EXERCISE DIRECTIONS.
Look at the entries below and reproduce them exactly.

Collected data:
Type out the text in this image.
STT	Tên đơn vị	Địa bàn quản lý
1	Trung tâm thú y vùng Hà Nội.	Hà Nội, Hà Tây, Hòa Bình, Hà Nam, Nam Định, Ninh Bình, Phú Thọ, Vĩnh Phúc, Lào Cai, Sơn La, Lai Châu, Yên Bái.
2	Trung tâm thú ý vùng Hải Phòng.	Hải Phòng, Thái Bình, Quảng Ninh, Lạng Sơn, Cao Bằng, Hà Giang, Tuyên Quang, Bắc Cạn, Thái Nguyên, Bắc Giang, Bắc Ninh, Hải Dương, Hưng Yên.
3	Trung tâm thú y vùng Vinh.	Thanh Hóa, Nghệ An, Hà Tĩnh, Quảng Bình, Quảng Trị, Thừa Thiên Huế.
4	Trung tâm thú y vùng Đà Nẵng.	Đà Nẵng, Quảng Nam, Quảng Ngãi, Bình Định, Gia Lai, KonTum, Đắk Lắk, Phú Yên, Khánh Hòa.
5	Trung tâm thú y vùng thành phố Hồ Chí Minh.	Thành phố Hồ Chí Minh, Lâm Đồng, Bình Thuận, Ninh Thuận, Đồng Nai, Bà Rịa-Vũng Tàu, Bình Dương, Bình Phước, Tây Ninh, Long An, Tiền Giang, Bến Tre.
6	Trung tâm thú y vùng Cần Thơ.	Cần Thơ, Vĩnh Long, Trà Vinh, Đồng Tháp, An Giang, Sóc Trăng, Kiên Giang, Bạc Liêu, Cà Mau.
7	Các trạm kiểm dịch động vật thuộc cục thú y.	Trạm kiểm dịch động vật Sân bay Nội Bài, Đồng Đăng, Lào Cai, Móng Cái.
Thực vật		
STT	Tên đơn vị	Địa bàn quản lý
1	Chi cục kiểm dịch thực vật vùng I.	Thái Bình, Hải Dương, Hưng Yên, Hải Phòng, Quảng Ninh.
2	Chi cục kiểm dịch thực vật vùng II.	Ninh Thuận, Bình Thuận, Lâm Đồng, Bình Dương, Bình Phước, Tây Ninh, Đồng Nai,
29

THE REPLY.
Type out the text in this image.
STT	Tên đơn vị	Địa bàn quản lý
1	Trung tâm thú y vùng Hà Nội.	Hà Nội, Hà Tây, Hòa Bình, Hà Nam, Nam Định, Ninh Bình, Phú Thọ, Vĩnh Phúc, Lào Cai, Sơn La, Lai Châu, Yên Bái.
2	Trung tâm thú ý vùng Hải Phòng.	Hải Phòng, Thái Bình, Quảng Ninh, Lạng Sơn, Cao Bằng, Hà Giang, Tuyên Quang, Bắc Cạn, Thái Nguyên, Bắc Giang, Bắc Ninh, Hải Dương, Hưng Yên.
3	Trung tâm thú y vùng Vinh.	Thanh Hóa, Nghệ An, Hà Tĩnh, Quảng Bình, Quảng Trị, Thừa Thiên Huế.
4	Trung tâm thú y vùng Đà Nẵng.	Đà Nẵng, Quảng Nam, Quảng Ngãi, Bình Định, Gia Lai, KonTum, Đắk Lắk, Phú Yên, Khánh Hòa.
5	Trung tâm thú y vùng thành phố Hồ Chí Minh.	Thành phố Hồ Chí Minh, Lâm Đồng, Bình Thuận, Ninh Thuận, Đồng Nai, Bà Rịa-Vũng Tàu, Bình Dương, Bình Phước, Tây Ninh, Long An, Tiền Giang, Bến Tre.
6	Trung tâm thú y vùng Cần Thơ.	Cần Thơ, Vĩnh Long, Trà Vinh, Đồng Tháp, An Giang, Sóc Trăng, Kiên Giang, Bạc Liêu, Cà Mau.
7	Các trạm kiểm dịch động vật thuộc cục thú y.	Trạm kiểm dịch động vật Sân bay Nội Bài, Đồng Đăng, Lào Cai, Móng Cái.
Thực vật		
STT	Tên đơn vị	Địa bàn quản lý
1	Chi cục kiểm dịch thực vật vùng I.	Thái Bình, Hải Dương, Hưng Yên, Hải Phòng, Quảng Ninh.
2	Chi cục kiểm dịch thực vật vùng II.	Ninh Thuận, Bình Thuận, Lâm Đồng, Bình Dương, Bình Phước, Tây Ninh, Đồng Nai,
29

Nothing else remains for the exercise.